::: RECORDED INFORMATION
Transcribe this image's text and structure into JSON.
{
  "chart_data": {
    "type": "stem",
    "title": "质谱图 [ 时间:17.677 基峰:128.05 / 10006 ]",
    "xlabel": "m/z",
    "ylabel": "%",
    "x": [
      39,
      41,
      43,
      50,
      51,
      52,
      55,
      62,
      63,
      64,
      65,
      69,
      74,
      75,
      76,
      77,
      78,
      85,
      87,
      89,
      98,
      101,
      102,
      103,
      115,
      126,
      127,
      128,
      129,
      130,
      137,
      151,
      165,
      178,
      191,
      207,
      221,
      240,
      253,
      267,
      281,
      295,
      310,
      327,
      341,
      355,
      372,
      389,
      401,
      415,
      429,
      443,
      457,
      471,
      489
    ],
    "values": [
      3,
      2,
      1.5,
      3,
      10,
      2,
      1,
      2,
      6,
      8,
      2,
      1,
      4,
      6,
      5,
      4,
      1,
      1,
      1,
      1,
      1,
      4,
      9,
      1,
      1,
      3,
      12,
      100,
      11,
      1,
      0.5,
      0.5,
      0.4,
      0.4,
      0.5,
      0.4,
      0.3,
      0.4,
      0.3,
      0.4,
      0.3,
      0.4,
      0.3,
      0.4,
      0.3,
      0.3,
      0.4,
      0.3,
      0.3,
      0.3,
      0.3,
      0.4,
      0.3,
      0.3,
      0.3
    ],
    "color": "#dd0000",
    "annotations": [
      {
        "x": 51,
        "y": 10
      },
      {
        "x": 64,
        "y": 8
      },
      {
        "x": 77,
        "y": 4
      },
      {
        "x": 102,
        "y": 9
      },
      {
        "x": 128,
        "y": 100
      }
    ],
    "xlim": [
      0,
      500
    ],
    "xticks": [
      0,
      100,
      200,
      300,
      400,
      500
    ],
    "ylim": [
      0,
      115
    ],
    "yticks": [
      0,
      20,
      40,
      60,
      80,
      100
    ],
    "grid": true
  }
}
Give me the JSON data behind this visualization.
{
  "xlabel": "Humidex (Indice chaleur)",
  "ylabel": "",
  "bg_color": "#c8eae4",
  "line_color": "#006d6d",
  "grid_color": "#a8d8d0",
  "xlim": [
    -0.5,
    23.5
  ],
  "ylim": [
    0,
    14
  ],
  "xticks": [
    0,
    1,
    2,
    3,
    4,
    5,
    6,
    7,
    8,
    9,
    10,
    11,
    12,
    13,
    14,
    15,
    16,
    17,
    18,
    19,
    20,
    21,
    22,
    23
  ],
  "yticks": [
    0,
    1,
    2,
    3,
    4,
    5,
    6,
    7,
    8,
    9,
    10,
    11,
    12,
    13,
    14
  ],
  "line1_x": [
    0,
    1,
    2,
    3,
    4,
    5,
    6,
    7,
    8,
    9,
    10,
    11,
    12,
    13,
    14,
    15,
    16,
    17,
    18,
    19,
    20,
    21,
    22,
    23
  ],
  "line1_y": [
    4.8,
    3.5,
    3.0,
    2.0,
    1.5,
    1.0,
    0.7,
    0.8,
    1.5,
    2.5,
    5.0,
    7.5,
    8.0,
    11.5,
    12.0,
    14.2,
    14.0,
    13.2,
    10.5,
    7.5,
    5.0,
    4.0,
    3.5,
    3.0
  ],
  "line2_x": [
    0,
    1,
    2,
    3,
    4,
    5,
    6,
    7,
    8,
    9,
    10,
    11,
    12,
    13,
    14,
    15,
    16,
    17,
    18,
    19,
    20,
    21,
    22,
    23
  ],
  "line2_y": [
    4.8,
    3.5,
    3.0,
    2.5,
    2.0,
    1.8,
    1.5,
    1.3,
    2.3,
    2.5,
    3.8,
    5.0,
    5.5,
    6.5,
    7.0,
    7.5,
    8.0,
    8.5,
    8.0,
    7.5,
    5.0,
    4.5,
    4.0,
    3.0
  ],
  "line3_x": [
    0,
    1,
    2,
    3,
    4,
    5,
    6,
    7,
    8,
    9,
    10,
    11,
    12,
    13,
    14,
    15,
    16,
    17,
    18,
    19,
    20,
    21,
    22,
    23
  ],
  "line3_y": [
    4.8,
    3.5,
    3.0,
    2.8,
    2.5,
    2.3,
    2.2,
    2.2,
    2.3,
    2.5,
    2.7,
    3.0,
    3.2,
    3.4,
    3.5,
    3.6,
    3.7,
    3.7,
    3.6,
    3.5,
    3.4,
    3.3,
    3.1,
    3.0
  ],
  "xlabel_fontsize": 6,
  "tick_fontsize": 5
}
::::::
OBJECTIVE —
Pull out every line of the records that includes the string "this".

WRITTEN RESPONSE —
Transcribe this image's text and structure into JSON.
Give me the JSON data behind this visualization.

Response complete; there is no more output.